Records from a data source
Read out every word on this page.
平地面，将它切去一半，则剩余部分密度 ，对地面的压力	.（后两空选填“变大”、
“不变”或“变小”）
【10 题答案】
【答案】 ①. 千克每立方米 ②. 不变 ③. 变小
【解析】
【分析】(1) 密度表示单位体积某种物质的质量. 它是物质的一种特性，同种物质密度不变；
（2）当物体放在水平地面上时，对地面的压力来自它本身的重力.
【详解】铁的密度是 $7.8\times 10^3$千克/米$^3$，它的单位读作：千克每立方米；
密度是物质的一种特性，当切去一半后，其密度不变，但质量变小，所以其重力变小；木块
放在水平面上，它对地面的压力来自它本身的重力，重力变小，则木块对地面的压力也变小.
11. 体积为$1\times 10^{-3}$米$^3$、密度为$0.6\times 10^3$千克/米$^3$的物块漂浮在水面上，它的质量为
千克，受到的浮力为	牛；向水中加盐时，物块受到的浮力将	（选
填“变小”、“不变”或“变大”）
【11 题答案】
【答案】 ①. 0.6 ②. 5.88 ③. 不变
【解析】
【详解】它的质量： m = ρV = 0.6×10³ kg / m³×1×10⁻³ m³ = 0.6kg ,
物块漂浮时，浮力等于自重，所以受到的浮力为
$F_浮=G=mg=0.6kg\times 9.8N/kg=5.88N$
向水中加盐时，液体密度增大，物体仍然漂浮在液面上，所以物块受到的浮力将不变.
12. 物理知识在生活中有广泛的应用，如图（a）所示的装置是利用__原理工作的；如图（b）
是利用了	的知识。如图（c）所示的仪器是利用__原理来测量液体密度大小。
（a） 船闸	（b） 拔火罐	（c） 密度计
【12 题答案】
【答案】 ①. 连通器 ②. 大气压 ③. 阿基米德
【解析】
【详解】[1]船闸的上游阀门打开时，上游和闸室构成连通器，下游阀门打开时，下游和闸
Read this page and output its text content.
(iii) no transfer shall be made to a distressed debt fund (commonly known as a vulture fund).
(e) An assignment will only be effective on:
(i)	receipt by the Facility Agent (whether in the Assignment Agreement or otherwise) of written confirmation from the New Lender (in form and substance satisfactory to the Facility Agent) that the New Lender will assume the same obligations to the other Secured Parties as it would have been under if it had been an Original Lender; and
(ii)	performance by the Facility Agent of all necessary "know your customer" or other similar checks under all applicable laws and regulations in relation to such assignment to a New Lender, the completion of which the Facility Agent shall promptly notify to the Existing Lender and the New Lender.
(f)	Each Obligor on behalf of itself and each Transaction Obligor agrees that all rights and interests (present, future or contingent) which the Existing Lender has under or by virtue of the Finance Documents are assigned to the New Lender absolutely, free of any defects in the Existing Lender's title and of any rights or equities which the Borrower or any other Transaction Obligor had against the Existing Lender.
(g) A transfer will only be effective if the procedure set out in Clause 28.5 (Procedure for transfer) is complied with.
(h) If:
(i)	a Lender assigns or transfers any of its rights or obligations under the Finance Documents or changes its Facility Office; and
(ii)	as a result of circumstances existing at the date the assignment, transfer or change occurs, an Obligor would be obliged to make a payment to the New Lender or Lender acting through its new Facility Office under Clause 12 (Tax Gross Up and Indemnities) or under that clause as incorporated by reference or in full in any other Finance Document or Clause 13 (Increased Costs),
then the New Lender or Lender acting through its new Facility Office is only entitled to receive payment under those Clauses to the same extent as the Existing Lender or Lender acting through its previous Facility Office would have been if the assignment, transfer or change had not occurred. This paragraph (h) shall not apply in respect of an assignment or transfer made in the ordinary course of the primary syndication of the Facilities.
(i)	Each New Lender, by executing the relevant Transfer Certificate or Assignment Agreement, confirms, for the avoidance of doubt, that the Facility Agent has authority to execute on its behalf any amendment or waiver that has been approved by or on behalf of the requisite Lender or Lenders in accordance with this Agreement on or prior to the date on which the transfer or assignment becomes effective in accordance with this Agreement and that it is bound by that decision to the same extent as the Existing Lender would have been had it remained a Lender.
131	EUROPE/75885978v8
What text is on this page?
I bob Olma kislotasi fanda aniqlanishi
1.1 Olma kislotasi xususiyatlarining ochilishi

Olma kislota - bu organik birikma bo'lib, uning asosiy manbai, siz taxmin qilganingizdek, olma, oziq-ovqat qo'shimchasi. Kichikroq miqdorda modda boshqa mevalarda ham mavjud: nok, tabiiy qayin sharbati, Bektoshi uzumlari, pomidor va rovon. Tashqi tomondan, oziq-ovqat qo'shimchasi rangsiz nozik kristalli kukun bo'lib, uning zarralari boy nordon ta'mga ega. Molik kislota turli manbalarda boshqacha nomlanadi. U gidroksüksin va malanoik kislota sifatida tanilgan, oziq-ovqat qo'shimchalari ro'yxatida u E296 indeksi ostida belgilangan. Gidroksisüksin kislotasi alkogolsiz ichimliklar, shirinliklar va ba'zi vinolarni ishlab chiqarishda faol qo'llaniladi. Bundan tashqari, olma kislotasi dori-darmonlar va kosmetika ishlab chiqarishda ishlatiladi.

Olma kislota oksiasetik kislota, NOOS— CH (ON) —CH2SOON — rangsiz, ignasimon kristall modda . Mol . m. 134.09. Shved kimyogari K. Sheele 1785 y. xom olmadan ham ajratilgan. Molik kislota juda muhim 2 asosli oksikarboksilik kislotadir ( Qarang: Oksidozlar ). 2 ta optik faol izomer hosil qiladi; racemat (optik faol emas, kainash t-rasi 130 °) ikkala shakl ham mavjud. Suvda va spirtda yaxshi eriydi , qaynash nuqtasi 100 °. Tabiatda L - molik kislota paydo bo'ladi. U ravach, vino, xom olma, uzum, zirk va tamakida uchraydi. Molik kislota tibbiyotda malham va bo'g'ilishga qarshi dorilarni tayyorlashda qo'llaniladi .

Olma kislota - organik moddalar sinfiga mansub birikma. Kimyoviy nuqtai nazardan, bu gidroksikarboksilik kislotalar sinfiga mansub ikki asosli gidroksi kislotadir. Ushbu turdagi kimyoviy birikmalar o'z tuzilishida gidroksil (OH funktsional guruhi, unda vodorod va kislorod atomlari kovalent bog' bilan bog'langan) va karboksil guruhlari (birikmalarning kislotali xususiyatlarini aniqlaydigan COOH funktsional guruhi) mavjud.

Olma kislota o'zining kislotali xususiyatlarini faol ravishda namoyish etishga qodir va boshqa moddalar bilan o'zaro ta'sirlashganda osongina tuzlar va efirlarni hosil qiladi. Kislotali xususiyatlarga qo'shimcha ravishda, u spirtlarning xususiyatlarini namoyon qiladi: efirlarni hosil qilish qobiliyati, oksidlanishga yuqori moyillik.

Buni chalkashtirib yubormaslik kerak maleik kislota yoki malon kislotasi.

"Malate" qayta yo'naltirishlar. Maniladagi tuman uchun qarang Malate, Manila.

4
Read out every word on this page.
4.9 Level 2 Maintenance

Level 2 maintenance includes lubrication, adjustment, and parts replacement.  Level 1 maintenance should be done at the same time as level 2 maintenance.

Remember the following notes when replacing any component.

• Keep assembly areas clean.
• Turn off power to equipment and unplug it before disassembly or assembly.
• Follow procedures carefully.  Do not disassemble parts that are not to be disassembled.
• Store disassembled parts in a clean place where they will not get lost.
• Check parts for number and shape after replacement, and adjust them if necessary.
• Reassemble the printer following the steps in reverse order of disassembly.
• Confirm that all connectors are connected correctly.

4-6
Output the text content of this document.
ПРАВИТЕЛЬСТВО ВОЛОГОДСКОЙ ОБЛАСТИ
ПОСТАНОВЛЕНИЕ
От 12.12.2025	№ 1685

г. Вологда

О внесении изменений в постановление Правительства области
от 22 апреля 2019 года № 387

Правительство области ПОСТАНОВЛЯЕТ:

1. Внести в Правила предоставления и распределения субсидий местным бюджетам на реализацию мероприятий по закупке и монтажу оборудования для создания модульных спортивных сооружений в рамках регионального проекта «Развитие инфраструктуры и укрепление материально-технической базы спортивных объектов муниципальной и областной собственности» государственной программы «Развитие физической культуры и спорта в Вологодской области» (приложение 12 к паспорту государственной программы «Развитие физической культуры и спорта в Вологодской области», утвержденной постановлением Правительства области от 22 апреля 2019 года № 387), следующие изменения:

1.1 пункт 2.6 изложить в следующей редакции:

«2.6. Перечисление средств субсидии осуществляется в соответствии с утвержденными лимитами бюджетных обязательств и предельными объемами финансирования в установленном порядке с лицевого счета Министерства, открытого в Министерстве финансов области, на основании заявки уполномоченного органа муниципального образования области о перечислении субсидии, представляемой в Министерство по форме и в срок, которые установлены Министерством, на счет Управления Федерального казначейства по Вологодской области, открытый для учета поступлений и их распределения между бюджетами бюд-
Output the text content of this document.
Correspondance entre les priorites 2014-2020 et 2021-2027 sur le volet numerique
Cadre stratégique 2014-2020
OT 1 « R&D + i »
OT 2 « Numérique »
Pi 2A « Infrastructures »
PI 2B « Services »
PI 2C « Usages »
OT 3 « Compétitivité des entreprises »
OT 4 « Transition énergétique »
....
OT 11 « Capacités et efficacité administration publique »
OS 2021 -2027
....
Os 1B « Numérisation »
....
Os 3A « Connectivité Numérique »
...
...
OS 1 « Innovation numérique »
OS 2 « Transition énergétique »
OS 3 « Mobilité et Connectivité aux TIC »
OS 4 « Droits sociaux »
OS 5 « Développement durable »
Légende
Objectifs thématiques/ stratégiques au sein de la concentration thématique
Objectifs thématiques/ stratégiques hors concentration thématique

Work required
Search the entries for the word "stratégiques" and pick out every line that holds it.

Response to this exercise
Objectifs thématiques/ stratégiques au sein de la concentration thématique
Objectifs thématiques/ stratégiques hors concentration thématique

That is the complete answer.